▶ _Text extract_
— BEGIN —

He said this was "unforgiveable".
Mr Greaney said: "Can there be a more fundamental duty to a child than to feed it?"
Mr Greaney told the jury: "Drink was more important to her than her child - a terrible thing to say about a mother, but it's the truth."
Hutton sat in the dock listening to the prosecutor's speech, dressed in black and shaking her head through much of what was said.
She denies manslaughter.
The jury has been told she has admitted child neglect and preventing the burial of a corpse.
Her son, Tariq Khan, 24, has also admitted the latter charge.
In his closing speech, Stephen Meadowcroft QC, defending, began by describing the extensive media coverage the case has attracted.
He said: "Go into any bar, any club, and talk to anyone and ask them if they know about this case.
"They all do.
"It's had tremendous media coverage.
"If you want to know what they say, you don't have to ask them, I can tell you.
"They will have no doubt she is guilty and the trial is a waste of time."
But the barrister told the jury of eight men and four women that they are in a special position because they have heard all the evidence.
He told them: "'This evil woman starved a small child to death in appalling squalor'," he said. "That's the feel. But when you look a the evidence, is that true?"
Mr Meadowcroft then took the jury through a series instances when professionals, family members and even gas engineers went into Hutton's home before Hamzah died.
He said that in each case no-one saw anything that concerned them.

— END —

▶ _Records provided_
— BEGIN —

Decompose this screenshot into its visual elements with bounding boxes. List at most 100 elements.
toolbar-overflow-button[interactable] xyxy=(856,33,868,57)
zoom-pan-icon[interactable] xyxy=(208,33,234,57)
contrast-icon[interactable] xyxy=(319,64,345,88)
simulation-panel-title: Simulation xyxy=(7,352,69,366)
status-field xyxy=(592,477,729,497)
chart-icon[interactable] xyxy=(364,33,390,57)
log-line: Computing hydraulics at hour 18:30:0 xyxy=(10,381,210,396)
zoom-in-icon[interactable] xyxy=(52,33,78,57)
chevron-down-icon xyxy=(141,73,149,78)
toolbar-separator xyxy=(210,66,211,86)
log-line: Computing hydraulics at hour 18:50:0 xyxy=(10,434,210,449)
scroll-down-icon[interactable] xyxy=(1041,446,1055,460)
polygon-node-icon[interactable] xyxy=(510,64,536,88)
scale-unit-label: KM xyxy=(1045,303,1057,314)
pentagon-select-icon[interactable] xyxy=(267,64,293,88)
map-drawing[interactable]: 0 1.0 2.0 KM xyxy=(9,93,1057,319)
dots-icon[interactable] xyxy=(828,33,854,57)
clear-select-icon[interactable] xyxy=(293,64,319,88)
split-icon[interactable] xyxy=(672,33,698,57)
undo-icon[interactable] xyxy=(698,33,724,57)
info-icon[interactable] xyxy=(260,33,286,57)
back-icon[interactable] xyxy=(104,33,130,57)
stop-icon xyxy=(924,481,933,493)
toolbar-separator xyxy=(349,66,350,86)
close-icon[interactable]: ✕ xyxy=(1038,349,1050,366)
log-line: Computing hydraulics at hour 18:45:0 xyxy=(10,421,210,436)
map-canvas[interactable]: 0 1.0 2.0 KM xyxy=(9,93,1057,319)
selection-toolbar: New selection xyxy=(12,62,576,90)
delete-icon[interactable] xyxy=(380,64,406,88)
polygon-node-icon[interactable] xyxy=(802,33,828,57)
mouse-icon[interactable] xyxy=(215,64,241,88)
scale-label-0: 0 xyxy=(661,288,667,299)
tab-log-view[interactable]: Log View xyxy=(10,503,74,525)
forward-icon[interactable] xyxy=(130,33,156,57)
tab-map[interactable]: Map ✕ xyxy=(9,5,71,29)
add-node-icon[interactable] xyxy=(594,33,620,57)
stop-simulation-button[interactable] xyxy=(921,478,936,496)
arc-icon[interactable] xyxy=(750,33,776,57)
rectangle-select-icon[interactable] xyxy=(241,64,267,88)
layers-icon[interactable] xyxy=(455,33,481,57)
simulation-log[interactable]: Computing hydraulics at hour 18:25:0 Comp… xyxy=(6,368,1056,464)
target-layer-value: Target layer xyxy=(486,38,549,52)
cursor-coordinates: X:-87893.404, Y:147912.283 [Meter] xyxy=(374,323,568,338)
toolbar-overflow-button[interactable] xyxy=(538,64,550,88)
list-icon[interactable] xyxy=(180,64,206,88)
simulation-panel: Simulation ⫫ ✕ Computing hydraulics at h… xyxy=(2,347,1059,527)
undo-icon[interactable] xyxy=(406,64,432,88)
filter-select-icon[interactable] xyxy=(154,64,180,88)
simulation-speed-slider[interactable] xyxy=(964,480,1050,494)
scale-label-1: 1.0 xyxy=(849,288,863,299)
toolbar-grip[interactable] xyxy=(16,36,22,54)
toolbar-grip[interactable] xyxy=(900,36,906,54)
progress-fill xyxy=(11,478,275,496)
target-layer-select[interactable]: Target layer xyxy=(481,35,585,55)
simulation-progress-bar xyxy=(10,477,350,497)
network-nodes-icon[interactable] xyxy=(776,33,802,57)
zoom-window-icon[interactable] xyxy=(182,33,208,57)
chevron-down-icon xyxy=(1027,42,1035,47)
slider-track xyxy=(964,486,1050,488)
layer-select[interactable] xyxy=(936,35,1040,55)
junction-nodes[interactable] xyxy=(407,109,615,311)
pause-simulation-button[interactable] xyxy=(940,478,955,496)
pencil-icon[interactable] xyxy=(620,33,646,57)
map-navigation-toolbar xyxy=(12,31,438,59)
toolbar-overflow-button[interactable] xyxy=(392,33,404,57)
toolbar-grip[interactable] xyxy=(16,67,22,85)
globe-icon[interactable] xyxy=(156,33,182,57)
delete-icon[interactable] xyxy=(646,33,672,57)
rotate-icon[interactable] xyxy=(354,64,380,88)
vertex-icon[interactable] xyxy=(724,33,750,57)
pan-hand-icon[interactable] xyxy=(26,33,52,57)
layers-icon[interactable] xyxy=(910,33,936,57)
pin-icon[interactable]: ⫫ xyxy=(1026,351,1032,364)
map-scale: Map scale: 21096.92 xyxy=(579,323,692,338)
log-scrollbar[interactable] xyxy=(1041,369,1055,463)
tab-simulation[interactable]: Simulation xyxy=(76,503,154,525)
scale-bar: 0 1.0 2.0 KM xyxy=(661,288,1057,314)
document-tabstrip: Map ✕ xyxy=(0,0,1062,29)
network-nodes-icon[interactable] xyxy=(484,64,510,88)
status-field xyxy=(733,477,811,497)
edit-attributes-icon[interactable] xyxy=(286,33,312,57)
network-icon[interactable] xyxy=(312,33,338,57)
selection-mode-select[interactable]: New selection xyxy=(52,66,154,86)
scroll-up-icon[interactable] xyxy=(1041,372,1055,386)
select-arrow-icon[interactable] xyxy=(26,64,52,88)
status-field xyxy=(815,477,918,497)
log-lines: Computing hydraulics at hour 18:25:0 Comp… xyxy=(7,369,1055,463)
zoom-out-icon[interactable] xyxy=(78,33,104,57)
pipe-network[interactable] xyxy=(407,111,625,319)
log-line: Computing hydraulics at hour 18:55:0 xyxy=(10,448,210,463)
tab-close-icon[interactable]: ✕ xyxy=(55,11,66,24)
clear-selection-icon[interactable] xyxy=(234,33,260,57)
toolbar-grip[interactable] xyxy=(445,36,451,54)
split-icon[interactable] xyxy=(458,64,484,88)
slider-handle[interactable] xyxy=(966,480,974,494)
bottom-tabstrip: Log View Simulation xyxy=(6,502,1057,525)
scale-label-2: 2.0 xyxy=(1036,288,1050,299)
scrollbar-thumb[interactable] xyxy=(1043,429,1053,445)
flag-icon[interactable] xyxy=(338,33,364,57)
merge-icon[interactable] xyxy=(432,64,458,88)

— END —

▶ _Exercise details_
Reproduce the court report word for word, from "Mr Greaney told" to "tremendous media coverage.". The items after the court report are separate from it.

▶ _Reply_
Mr Greaney told the jury: "Drink was more important to her than her child - a terrible thing to say about a mother, but it's the truth."
Hutton sat in the dock listening to the prosecutor's speech, dressed in black and shaking her head through much of what was said.
She denies manslaughter.
The jury has been told she has admitted child neglect and preventing the burial of a corpse.
Her son, Tariq Khan, 24, has also admitted the latter charge.
In his closing speech, Stephen Meadowcroft QC, defending, began by describing the extensive media coverage the case has attracted.
He said: "Go into any bar, any club, and talk to anyone and ask them if they know about this case.
"They all do.
"It's had tremendous media coverage.